EXERCISE DESCRIPTION :: Review the material and extract every line in which the word "الصورة" occurs.

(Dataset records)
━━━━━━━━
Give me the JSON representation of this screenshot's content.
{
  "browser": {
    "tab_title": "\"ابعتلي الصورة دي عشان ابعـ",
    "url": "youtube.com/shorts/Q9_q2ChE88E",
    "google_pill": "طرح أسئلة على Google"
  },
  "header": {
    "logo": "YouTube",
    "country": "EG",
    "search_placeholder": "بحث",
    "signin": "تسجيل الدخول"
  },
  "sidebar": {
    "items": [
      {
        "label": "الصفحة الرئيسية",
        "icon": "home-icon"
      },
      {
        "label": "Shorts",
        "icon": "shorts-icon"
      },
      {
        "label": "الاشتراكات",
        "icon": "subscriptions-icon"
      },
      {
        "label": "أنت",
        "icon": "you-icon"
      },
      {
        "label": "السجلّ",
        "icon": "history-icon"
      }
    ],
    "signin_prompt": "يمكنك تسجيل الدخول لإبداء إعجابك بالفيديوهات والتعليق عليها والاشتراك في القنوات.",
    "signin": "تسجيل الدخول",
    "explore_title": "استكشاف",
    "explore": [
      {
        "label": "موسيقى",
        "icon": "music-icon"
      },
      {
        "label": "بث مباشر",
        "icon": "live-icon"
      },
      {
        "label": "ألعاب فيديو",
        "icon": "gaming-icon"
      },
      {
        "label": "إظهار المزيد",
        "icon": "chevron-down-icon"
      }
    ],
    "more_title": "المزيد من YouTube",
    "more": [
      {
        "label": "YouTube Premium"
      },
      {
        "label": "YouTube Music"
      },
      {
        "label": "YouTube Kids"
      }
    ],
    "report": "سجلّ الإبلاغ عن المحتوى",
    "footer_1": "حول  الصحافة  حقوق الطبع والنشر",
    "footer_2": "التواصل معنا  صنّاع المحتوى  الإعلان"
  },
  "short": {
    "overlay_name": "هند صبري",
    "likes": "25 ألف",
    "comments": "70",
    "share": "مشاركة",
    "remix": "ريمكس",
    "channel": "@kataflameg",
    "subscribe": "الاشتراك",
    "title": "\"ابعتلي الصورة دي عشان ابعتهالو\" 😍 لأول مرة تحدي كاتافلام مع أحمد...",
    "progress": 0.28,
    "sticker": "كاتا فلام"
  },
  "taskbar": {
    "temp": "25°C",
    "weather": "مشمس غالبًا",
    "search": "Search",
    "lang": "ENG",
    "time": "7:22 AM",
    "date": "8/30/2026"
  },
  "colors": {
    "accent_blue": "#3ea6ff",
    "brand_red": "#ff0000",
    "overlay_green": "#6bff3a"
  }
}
━━━━━━━━
RESPONSE TO THIS EXERCISE ::
    "tab_title": "\"ابعتلي الصورة دي عشان ابعـ",
    "title": "\"ابعتلي الصورة دي عشان ابعتهالو\" 😍 لأول مرة تحدي كاتافلام مع أحمد...",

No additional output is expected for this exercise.